-- BEGIN Supplied records --
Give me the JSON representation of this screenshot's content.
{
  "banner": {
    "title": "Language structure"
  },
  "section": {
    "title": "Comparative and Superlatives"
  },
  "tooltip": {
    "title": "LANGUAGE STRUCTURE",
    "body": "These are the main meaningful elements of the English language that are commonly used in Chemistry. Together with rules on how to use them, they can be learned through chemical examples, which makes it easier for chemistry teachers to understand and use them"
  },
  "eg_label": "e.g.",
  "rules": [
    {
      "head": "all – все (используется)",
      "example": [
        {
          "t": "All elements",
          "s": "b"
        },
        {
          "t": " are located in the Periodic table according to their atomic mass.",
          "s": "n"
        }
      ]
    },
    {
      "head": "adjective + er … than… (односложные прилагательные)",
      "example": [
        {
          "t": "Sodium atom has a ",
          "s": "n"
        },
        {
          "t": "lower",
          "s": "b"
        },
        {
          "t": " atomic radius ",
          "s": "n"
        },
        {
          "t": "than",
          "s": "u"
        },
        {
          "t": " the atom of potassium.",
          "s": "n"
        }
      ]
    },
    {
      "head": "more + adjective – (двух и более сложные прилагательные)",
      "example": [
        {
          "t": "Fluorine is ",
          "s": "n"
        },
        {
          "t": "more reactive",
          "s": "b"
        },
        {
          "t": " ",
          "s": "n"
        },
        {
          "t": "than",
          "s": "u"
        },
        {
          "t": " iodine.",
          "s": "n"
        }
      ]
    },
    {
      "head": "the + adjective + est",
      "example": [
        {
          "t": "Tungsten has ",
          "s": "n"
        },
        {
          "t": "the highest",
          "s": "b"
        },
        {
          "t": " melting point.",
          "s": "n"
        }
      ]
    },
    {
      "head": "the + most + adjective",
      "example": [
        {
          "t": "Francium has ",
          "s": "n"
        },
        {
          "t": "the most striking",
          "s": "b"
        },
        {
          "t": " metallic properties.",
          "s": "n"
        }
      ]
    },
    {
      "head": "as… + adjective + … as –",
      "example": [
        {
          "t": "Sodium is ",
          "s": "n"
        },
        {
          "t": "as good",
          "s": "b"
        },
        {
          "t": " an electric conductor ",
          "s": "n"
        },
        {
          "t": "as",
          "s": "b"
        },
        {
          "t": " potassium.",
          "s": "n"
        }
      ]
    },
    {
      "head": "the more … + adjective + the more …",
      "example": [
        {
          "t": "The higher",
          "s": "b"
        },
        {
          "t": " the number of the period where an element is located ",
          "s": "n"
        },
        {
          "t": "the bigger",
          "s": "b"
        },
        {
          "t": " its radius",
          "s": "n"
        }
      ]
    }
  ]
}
-- END Supplied records --
*Instruction*
Where a line of the data holds "adjective", show that line.

*Solution*
      "head": "adjective + er … than… (односложные прилагательные)",
      "head": "more + adjective – (двух и более сложные прилагательные)",
      "head": "the + adjective + est",
      "head": "the + most + adjective",
      "head": "as… + adjective + … as –",
      "head": "the more … + adjective + the more …",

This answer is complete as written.